WHAT THE EXERCISE ASKS =
Transcribe the entries below exactly; leave every image out.

DATASET RECORDS =
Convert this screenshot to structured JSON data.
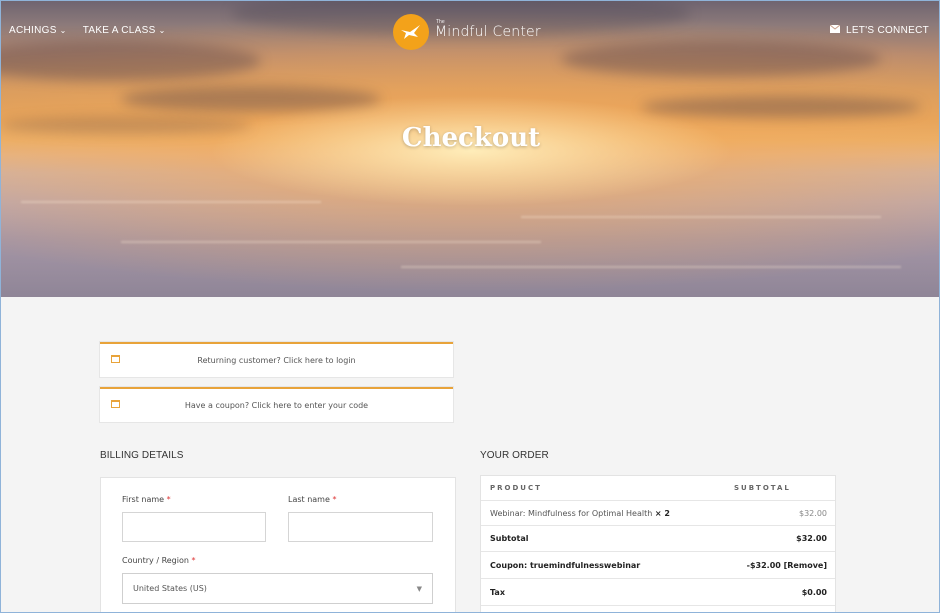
{
  "nav": {
    "items": [
      {
        "label": "ACHINGS"
      },
      {
        "label": "TAKE A CLASS"
      }
    ],
    "connect_label": "LET'S CONNECT",
    "connect_icon": "envelope-icon"
  },
  "logo": {
    "small": "The",
    "name": "Mindful Center",
    "icon": "bird-icon",
    "color": "#f3a21a"
  },
  "hero": {
    "title": "Checkout"
  },
  "notices": {
    "login": "Returning customer? Click here to login",
    "coupon": "Have a coupon? Click here to enter your code",
    "accent": "#e8a33a"
  },
  "billing": {
    "heading": "BILLING DETAILS",
    "first_name_label": "First name",
    "last_name_label": "Last name",
    "country_label": "Country / Region",
    "required_mark": "*",
    "country_value": "United States (US)"
  },
  "order": {
    "heading": "YOUR ORDER",
    "col_product": "PRODUCT",
    "col_subtotal": "SUBTOTAL",
    "item_name": "Webinar: Mindfulness for Optimal Health",
    "item_qty": "× 2",
    "item_price": "$32.00",
    "subtotal_label": "Subtotal",
    "subtotal_value": "$32.00",
    "coupon_label": "Coupon: truemindfulnesswebinar",
    "coupon_value": "-$32.00 [Remove]",
    "tax_label": "Tax",
    "tax_value": "$0.00"
  }
}
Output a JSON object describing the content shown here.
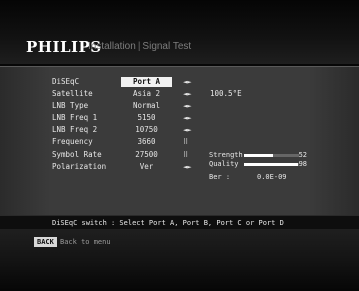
{
  "header": {
    "brand": "PHILIPS",
    "breadcrumb_installation": "Installation",
    "breadcrumb_separator": "|",
    "breadcrumb_signal_test": "Signal Test"
  },
  "settings": [
    {
      "label": "DiSEqC",
      "value": "Port A",
      "control": "arrows",
      "selected": true
    },
    {
      "label": "Satellite",
      "value": "Asia 2",
      "control": "arrows",
      "extra": "100.5°E"
    },
    {
      "label": "LNB Type",
      "value": "Normal",
      "control": "arrows"
    },
    {
      "label": "LNB Freq 1",
      "value": "5150",
      "control": "arrows"
    },
    {
      "label": "LNB Freq 2",
      "value": "10750",
      "control": "arrows"
    },
    {
      "label": "Frequency",
      "value": "3660",
      "control": "keypad"
    },
    {
      "label": "Symbol Rate",
      "value": "27500",
      "control": "keypad"
    },
    {
      "label": "Polarization",
      "value": "Ver",
      "control": "arrows"
    }
  ],
  "signal": {
    "strength_label": "Strength",
    "strength_value": "52",
    "strength_percent": 52,
    "quality_label": "Quality",
    "quality_value": "98",
    "quality_percent": 98,
    "ber_label": "Ber :",
    "ber_value": "0.0E-09"
  },
  "status_bar": {
    "help_text": "DiSEqC switch : Select Port A, Port B, Port C or Port D"
  },
  "footer": {
    "back_key": "BACK",
    "back_text": "Back to menu"
  },
  "icons": {
    "arrows": "left-right-arrows-icon",
    "keypad": "numeric-keypad-icon"
  },
  "colors": {
    "selected_bg": "#f1f1f1",
    "panel_bg": "#3b3b3b",
    "bar_fill": "#ffffff"
  }
}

OUTPUT FOR THIS TASK =
Convert this screenshot to structured JSON data.
{
  "nav": {
    "items": [
      {
        "label": "ACHINGS"
      },
      {
        "label": "TAKE A CLASS"
      }
    ],
    "connect_label": "LET'S CONNECT",
    "connect_icon": "envelope-icon"
  },
  "logo": {
    "small": "The",
    "name": "Mindful Center",
    "icon": "bird-icon",
    "color": "#f3a21a"
  },
  "hero": {
    "title": "Checkout"
  },
  "notices": {
    "login": "Returning customer? Click here to login",
    "coupon": "Have a coupon? Click here to enter your code",
    "accent": "#e8a33a"
  },
  "billing": {
    "heading": "BILLING DETAILS",
    "first_name_label": "First name",
    "last_name_label": "Last name",
    "country_label": "Country / Region",
    "required_mark": "*",
    "country_value": "United States (US)"
  },
  "order": {
    "heading": "YOUR ORDER",
    "col_product": "PRODUCT",
    "col_subtotal": "SUBTOTAL",
    "item_name": "Webinar: Mindfulness for Optimal Health",
    "item_qty": "× 2",
    "item_price": "$32.00",
    "subtotal_label": "Subtotal",
    "subtotal_value": "$32.00",
    "coupon_label": "Coupon: truemindfulnesswebinar",
    "coupon_value": "-$32.00 [Remove]",
    "tax_label": "Tax",
    "tax_value": "$0.00"
  }
}
Output a JSON object describing the content shown here.
{
  "header": {
    "brand": "PHILIPS",
    "breadcrumb_installation": "Installation",
    "breadcrumb_separator": "|",
    "breadcrumb_signal_test": "Signal Test"
  },
  "settings": [
    {
      "label": "DiSEqC",
      "value": "Port A",
      "control": "arrows",
      "selected": true
    },
    {
      "label": "Satellite",
      "value": "Asia 2",
      "control": "arrows",
      "extra": "100.5°E"
    },
    {
      "label": "LNB Type",
      "value": "Normal",
      "control": "arrows"
    },
    {
      "label": "LNB Freq 1",
      "value": "5150",
      "control": "arrows"
    },
    {
      "label": "LNB Freq 2",
      "value": "10750",
      "control": "arrows"
    },
    {
      "label": "Frequency",
      "value": "3660",
      "control": "keypad"
    },
    {
      "label": "Symbol Rate",
      "value": "27500",
      "control": "keypad"
    },
    {
      "label": "Polarization",
      "value": "Ver",
      "control": "arrows"
    }
  ],
  "signal": {
    "strength_label": "Strength",
    "strength_value": "52",
    "strength_percent": 52,
    "quality_label": "Quality",
    "quality_value": "98",
    "quality_percent": 98,
    "ber_label": "Ber :",
    "ber_value": "0.0E-09"
  },
  "status_bar": {
    "help_text": "DiSEqC switch : Select Port A, Port B, Port C or Port D"
  },
  "footer": {
    "back_key": "BACK",
    "back_text": "Back to menu"
  },
  "icons": {
    "arrows": "left-right-arrows-icon",
    "keypad": "numeric-keypad-icon"
  },
  "colors": {
    "selected_bg": "#f1f1f1",
    "panel_bg": "#3b3b3b",
    "bar_fill": "#ffffff"
  }
}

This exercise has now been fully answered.